REQUIREMENTS
From the listing below, work out how many lines contain "Create". Reply with that number only.

______________________________

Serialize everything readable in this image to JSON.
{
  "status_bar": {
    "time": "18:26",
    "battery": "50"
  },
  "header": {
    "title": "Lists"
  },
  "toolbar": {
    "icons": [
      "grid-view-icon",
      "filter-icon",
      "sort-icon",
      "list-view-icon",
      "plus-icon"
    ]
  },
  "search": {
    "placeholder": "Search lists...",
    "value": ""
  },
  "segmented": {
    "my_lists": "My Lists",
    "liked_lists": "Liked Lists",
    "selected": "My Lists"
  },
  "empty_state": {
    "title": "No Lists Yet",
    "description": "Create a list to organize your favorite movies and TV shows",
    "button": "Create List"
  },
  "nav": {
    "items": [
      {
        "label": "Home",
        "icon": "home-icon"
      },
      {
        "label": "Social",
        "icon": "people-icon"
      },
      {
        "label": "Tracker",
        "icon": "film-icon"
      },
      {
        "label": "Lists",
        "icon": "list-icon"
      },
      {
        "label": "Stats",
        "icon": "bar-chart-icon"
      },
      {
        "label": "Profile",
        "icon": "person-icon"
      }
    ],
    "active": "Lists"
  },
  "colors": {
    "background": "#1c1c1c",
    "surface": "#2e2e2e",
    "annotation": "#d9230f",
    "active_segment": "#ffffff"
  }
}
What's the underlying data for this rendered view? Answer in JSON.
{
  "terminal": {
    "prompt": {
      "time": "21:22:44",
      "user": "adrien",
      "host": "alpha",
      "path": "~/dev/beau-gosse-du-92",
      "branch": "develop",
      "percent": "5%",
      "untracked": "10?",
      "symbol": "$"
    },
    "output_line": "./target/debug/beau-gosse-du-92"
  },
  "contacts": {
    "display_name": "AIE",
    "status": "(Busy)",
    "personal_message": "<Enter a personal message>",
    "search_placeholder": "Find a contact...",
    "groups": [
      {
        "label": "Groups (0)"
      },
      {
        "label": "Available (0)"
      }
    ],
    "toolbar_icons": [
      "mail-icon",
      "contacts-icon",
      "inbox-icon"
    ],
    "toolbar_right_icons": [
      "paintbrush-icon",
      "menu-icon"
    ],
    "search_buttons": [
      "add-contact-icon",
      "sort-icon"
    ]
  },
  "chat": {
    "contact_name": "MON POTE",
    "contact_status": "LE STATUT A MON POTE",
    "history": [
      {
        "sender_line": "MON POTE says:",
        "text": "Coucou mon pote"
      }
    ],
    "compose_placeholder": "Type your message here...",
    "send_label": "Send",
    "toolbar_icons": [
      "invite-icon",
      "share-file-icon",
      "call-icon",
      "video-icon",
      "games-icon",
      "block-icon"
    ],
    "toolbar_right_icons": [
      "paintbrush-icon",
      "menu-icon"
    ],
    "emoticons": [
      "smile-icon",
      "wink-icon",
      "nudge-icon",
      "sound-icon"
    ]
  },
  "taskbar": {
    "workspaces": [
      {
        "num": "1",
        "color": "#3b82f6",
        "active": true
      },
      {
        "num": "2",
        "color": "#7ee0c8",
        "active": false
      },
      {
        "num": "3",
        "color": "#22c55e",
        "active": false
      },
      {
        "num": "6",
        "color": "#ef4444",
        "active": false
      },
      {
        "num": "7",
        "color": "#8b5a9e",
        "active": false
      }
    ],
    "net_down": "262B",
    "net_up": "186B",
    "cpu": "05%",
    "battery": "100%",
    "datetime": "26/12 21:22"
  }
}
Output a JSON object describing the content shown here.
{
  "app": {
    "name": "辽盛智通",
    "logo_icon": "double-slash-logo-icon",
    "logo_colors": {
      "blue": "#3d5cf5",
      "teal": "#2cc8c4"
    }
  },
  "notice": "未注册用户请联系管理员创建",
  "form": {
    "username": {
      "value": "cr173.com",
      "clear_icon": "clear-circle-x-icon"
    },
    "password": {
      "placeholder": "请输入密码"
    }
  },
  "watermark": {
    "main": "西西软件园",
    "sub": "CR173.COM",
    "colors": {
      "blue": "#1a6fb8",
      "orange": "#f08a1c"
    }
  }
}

______________________________

SOLUTION TO THE PROBLEM
2